Work through the data and report how many lines include the string "сведения", giving the number alone.

begin

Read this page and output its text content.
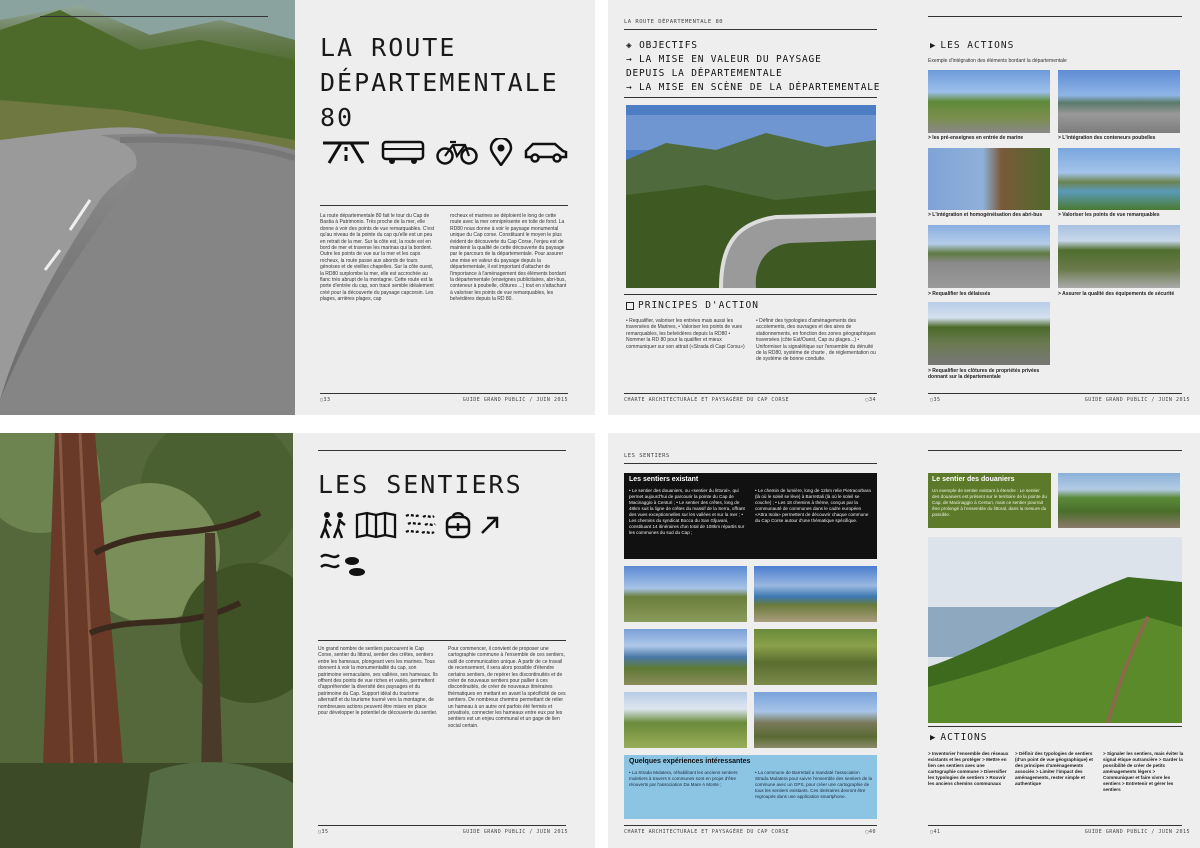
LA ROUTE
DÉPARTEMENTALE
80

La route départementale 80 fait le tour du Cap de Bastia à Patrimonio. Très proche de la mer, elle donne à voir des points de vue remarquables. C'est qu'au niveau de la pointe du cap qu'elle est un peu en retrait de la mer. Sur la côte est, la route est en bord de mer et traverse les marinas qui la bordent. Outre les points de vue sur la mer et les caps rocheux, la route passe aux abords de tours génoises et de vieilles chapelles. Sur la côte ouest, la RD80 surplombe la mer, elle est accrochée au flanc très abrupt de la montagne. Cette route est la porte d'entrée du cap, son tracé semble idéalement créé pour la découverte du paysage capcorsin. Les plages, arrières plages, cap

rocheux et marines se déploient le long de cette route avec la mer omniprésente en toile de fond. La RD80 nous donne à voir le paysage monumental unique du Cap corse. Constituant le moyen le plus évident de découverte du Cap Corse, l'enjeu est de maintenir la qualité de cette découverte du paysage par le parcours de la départementale. Pour assurer une mise en valeur du paysage depuis la départementale, il est important d'attacher de l'importance à l'aménagement des éléments bordant la départementale (enseignes publicitaires, abri-bus, conteneur à poubelle, clôtures ...) tout en s'attachant à valoriser les points de vue remarquables, les belvédères depuis la RD 80.

▢33	GUIDE GRAND PUBLIC / JUIN 2015
LA ROUTE DÉPARTEMENTALE 80
◈ OBJECTIFS
→ LA MISE EN VALEUR DU PAYSAGE
DEPUIS LA DÉPARTEMENTALE
→ LA MISE EN SCÈNE DE LA DÉPARTEMENTALE
PRINCIPES D'ACTION

• Requalifier, valoriser les entrées mais aussi les traversées de Marines, • Valoriser les points de vues remarquables, les belvédères depuis la RD80 • Nommer la RD 80 pour la qualifier et mieux communiquer sur son attrait («Strada di Capi Corsu»)

• Définir des typologies d'aménagements des accotements, des ouvrages et des aires de stationnements, en fonction des zones géographiques traversées (côte Est/Ouest, Cap ou plages...) • Uniformiser la signalétique sur l'ensemble du dénuité de la RD80, système de charte , de réglementation ou de système de bonne conduite.

CHARTE ARCHITECTURALE ET PAYSAGÈRE DU CAP CORSE	▢34
▶ LES ACTIONS
Exemple d'intégration des éléments bordant la départementale
> les pré-enseignes en entrée de marine	> L'intégration des conteneurs poubelles
> L'intégration et homogénéisation des abri-bus	> Valoriser les points de vue remarquables
> Requalifier les délaissés	> Assurer la qualité des équipements de sécurité
> Requalifier les clôtures de propriétés privées donnant sur la départementale
▢35	GUIDE GRAND PUBLIC / JUIN 2015
LES SENTIERS

Un grand nombre de sentiers parcourent le Cap Corse, sentier du littoral, sentier des crêtes, sentiers entre les hameaux, plongeant vers les marines. Tous donnent à voir la monumentalité du cap, son patrimoine vernaculaire, ses vallées, ses hameaux. Ils offrent des points de vue riches et variés, permettent d'appréhender la diversité des paysages et du patrimoine du Cap. Support idéal du tourisme alternatif et du tourisme tourné vers la montagne, de nombreuses actions peuvent être mises en place pour développer le potentiel de découverte du sentier.

Pour commencer, il convient de proposer une cartographie commune à l'ensemble de ces sentiers, outil de communication unique. A partir de ce travail de recensement, il sera alors possible d'étendre certains sentiers, de repérer les discontinuités et de créer de nouveaux sentiers pour pallier à ces discontinuités, de créer de nouveaux itinéraires thématiques en mettant en avant la spécificité de ces sentiers. De nombreux chemins permettant de relier un hameau à un autre ont parfois été fermés et privatisés, connecter les hameaux entre eux par les sentiers est un enjeu communal et un gage de lien social certain.

▢35	GUIDE GRAND PUBLIC / JUIN 2015
LES SENTIERS
Les sentiers existant

• Le sentier des douaniers, ou «sentier du littoral», qui permet aujourd'hui de parcourir la pointe du Cap de Macinaggio à Centuri ; • Le sentier des crêtes, long de 48km suit la ligne de crêtes du massif de la Serra, offrant des vues exceptionnelles sur les vallées et sur la mer ; • Les chemins du syndicat Bocca du San Gljuvani, constituant 14 itinéraires d'un total de 108km répartis sur les communes du sud du Cap ;

• Le chemin de lumière, long de 12km relie Pietracorbara (là où le soleil se lève) à Barrettali (là où le soleil se couche) ; • Les 18 chemins à thème, conçus par la communauté de communes dans le cadre européen «Attra Isola» permettent de découvrir chaque commune du Cap Corse autour d'une thématique spécifique.

Quelques expériences intéressantes

• La Strada Mulatera, réhabilitant les anciens sentiers muletiers à travers 5 communes sont en projet d'être réouverts par l'association Da Mare A Monte ;

• La commune de Barrettali a mandaté l'association Strada Mulatera pour suivre l'ensemble des sentiers de la commune avec un GPS, pour créer une cartographie de tous les sentiers existants. Ces itinéraires devront être regroupés dans une application smartphone.

CHARTE ARCHITECTURALE ET PAYSAGÈRE DU CAP CORSE	▢40
Le sentier des douaniers

Un exemple de sentier existant à étendre : Le sentier des douaniers est présent sur le territoire de la pointe du Cap, de Macinaggio à Centuri, mais ce sentier pourrait être prolongé à l'ensemble du littoral, dans la mesure du possible.

▶ ACTIONS

> Inventorier l'ensemble des réseaux existants et les protéger > Mettre en lien ces sentiers avec une cartographie commune > Diversifier les typologies de sentiers > Rouvrir les anciens chemins communaux

> Définir des typologies de sentiers (d'un point de vue géographique) et des principes d'aménagements associés > Limiter l'impact des aménagements, rester simple et authentique

> Signaler les sentiers, mais éviter la signal étique outrancière > Garder la possibilité de créer de petits aménagements légers > Communiquer et faire vivre les sentiers > Entretenir et gérer les sentiers

▢41	GUIDE GRAND PUBLIC / JUIN 2015
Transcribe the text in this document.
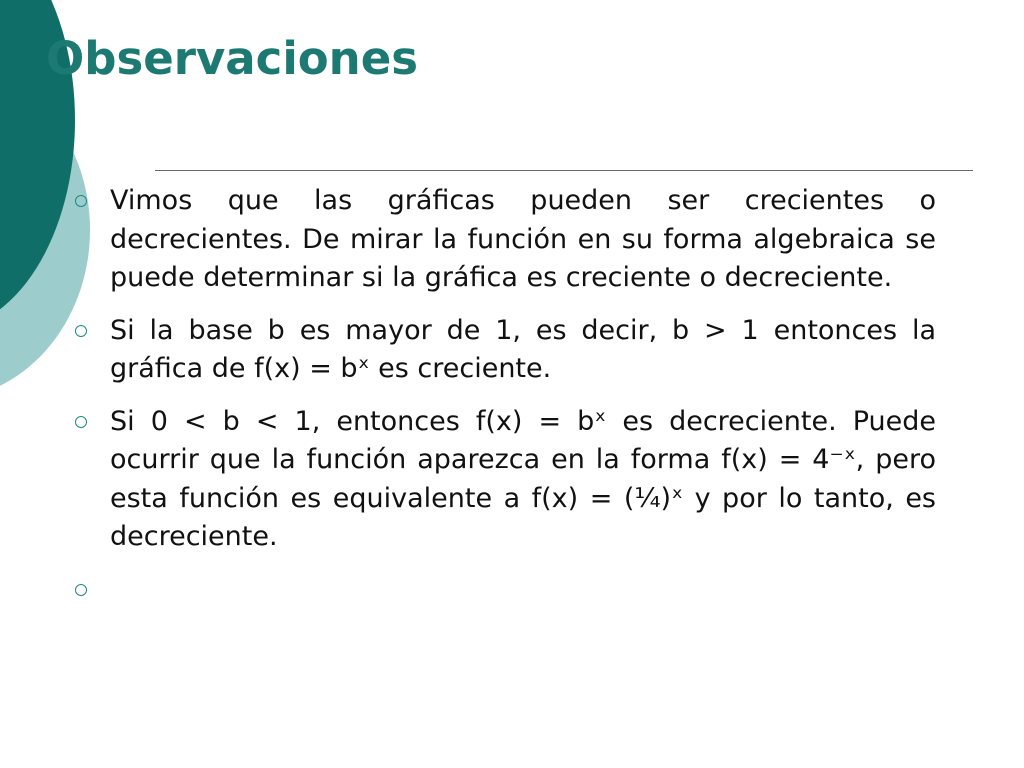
Observaciones
Vimos que las gráficas pueden ser crecientes o decrecientes. De mirar la función en su forma algebraica se puede determinar si la gráfica es creciente o decreciente.
Si la base b es mayor de 1, es decir, b > 1 entonces la gráfica de f(x) = bˣ es creciente.
Si 0 < b < 1, entonces f(x) = bˣ es decreciente. Puede ocurrir que la función aparezca en la forma f(x) = 4⁻ˣ, pero esta función es equivalente a f(x) = (¼)ˣ y por lo tanto, es decreciente.
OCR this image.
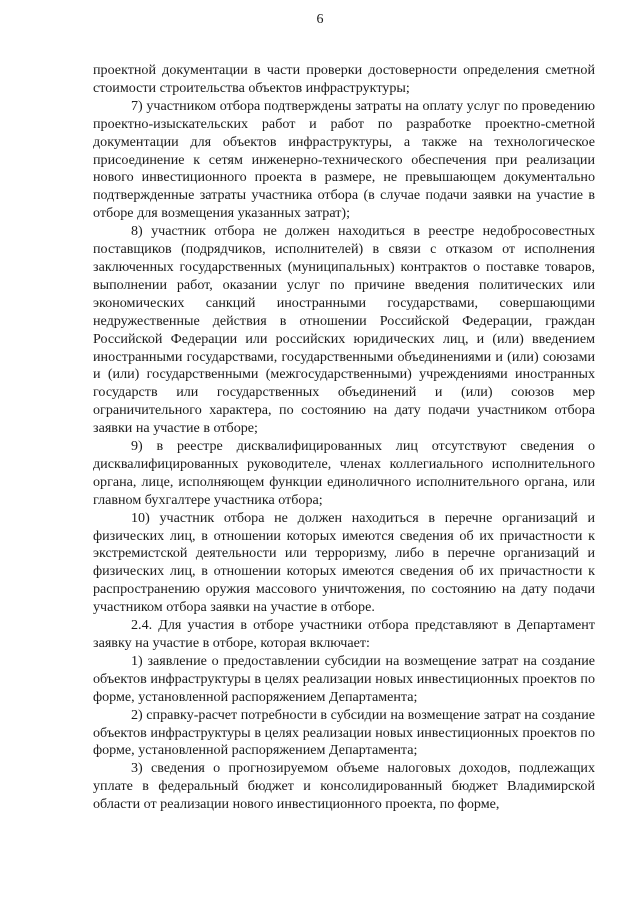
6

проектной документации в части проверки достоверности определения сметной стоимости строительства объектов инфраструктуры;

7) участником отбора подтверждены затраты на оплату услуг по проведению проектно-изыскательских работ и работ по разработке проектно-сметной документации для объектов инфраструктуры, а также на технологическое присоединение к сетям инженерно-технического обеспечения при реализации нового инвестиционного проекта в размере, не превышающем документально подтвержденные затраты участника отбора (в случае подачи заявки на участие в отборе для возмещения указанных затрат);

8) участник отбора не должен находиться в реестре недобросовестных поставщиков (подрядчиков, исполнителей) в связи с отказом от исполнения заключенных государственных (муниципальных) контрактов о поставке товаров, выполнении работ, оказании услуг по причине введения политических или экономических санкций иностранными государствами, совершающими недружественные действия в отношении Российской Федерации, граждан Российской Федерации или российских юридических лиц, и (или) введением иностранными государствами, государственными объединениями и (или) союзами и (или) государственными (межгосударственными) учреждениями иностранных государств или государственных объединений и (или) союзов мер ограничительного характера, по состоянию на дату подачи участником отбора заявки на участие в отборе;

9) в реестре дисквалифицированных лиц отсутствуют сведения о дисквалифицированных руководителе, членах коллегиального исполнительного органа, лице, исполняющем функции единоличного исполнительного органа, или главном бухгалтере участника отбора;

10) участник отбора не должен находиться в перечне организаций и физических лиц, в отношении которых имеются сведения об их причастности к экстремистской деятельности или терроризму, либо в перечне организаций и физических лиц, в отношении которых имеются сведения об их причастности к распространению оружия массового уничтожения, по состоянию на дату подачи участником отбора заявки на участие в отборе.

2.4. Для участия в отборе участники отбора представляют в Департамент заявку на участие в отборе, которая включает:

1) заявление о предоставлении субсидии на возмещение затрат на создание объектов инфраструктуры в целях реализации новых инвестиционных проектов по форме, установленной распоряжением Департамента;

2) справку-расчет потребности в субсидии на возмещение затрат на создание объектов инфраструктуры в целях реализации новых инвестиционных проектов по форме, установленной распоряжением Департамента;

3) сведения о прогнозируемом объеме налоговых доходов, подлежащих уплате в федеральный бюджет и консолидированный бюджет Владимирской области от реализации нового инвестиционного проекта, по форме,
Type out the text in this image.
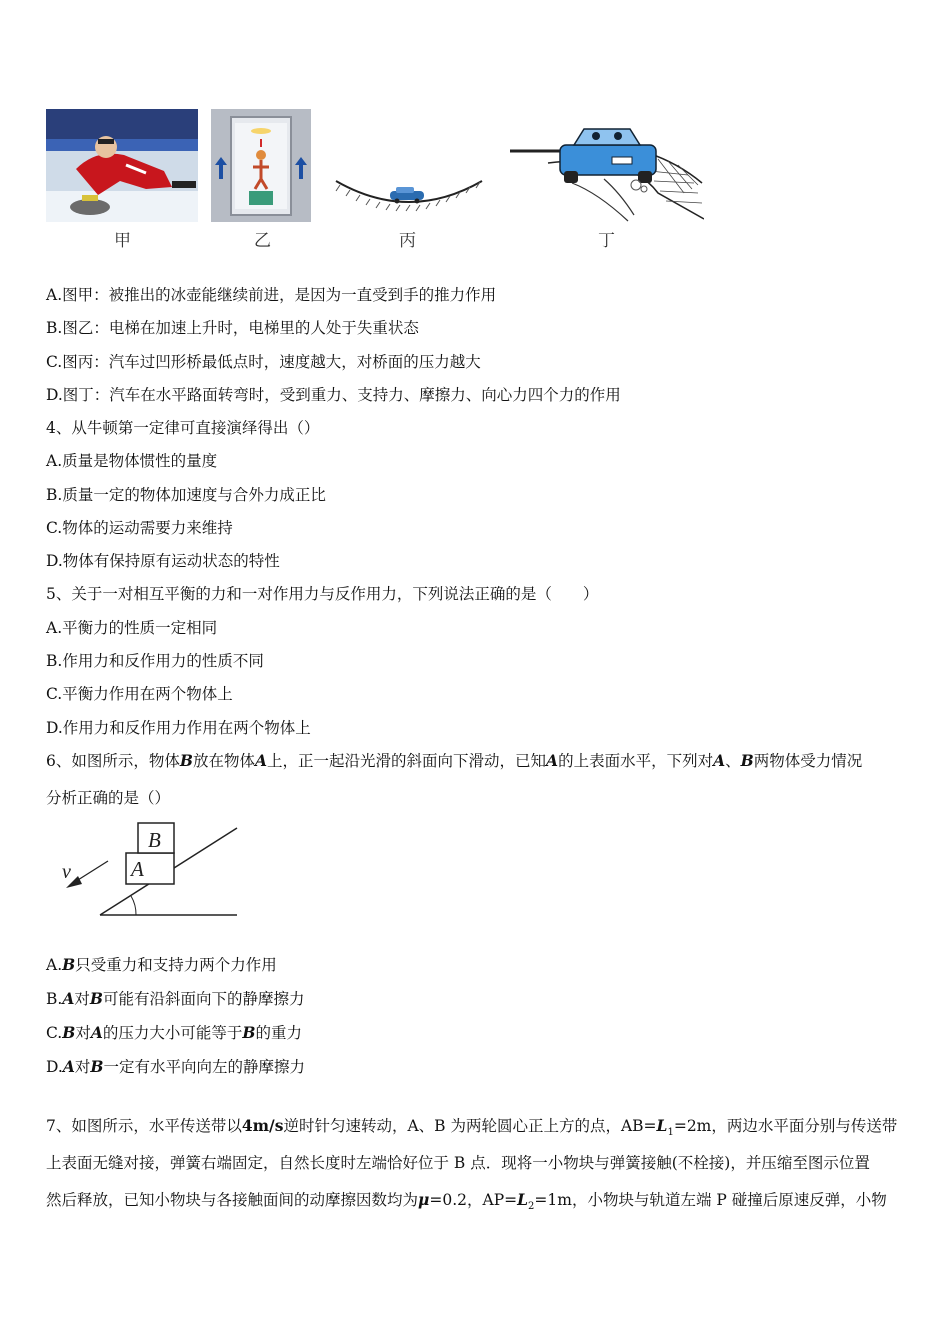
甲	乙	丙	丁
A.图甲：被推出的冰壶能继续前进，是因为一直受到手的推力作用
B.图乙：电梯在加速上升时，电梯里的人处于失重状态
C.图丙：汽车过凹形桥最低点时，速度越大，对桥面的压力越大
D.图丁：汽车在水平路面转弯时，受到重力、支持力、摩擦力、向心力四个力的作用
4、从牛顿第一定律可直接演绎得出（）
A.质量是物体惯性的量度
B.质量一定的物体加速度与合外力成正比
C.物体的运动需要力来维持
D.物体有保持原有运动状态的特性
5、关于一对相互平衡的力和一对作用力与反作用力，下列说法正确的是（　　）
A.平衡力的性质一定相同
B.作用力和反作用力的性质不同
C.平衡力作用在两个物体上
D.作用力和反作用力作用在两个物体上
6、如图所示，物体B放在物体A上，正一起沿光滑的斜面向下滑动，已知A的上表面水平，下列对A、B两物体受力情况
分析正确的是（）
B
A
v
A.B只受重力和支持力两个力作用
B.A对B可能有沿斜面向下的静摩擦力
C.B对A的压力大小可能等于B的重力
D.A对B一定有水平向向左的静摩擦力
7、如图所示，水平传送带以4m/s逆时针匀速转动，A、B 为两轮圆心正上方的点，$AB=L_1=2m$，两边水平面分别与传送带
上表面无缝对接，弹簧右端固定，自然长度时左端恰好位于 B 点．现将一小物块与弹簧接触(不栓接)，并压缩至图示位置
然后释放，已知小物块与各接触面间的动摩擦因数均为μ=0.2，$AP=L_2=1m$，小物块与轨道左端 P 碰撞后原速反弹，小物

end

:: Expected output ::
3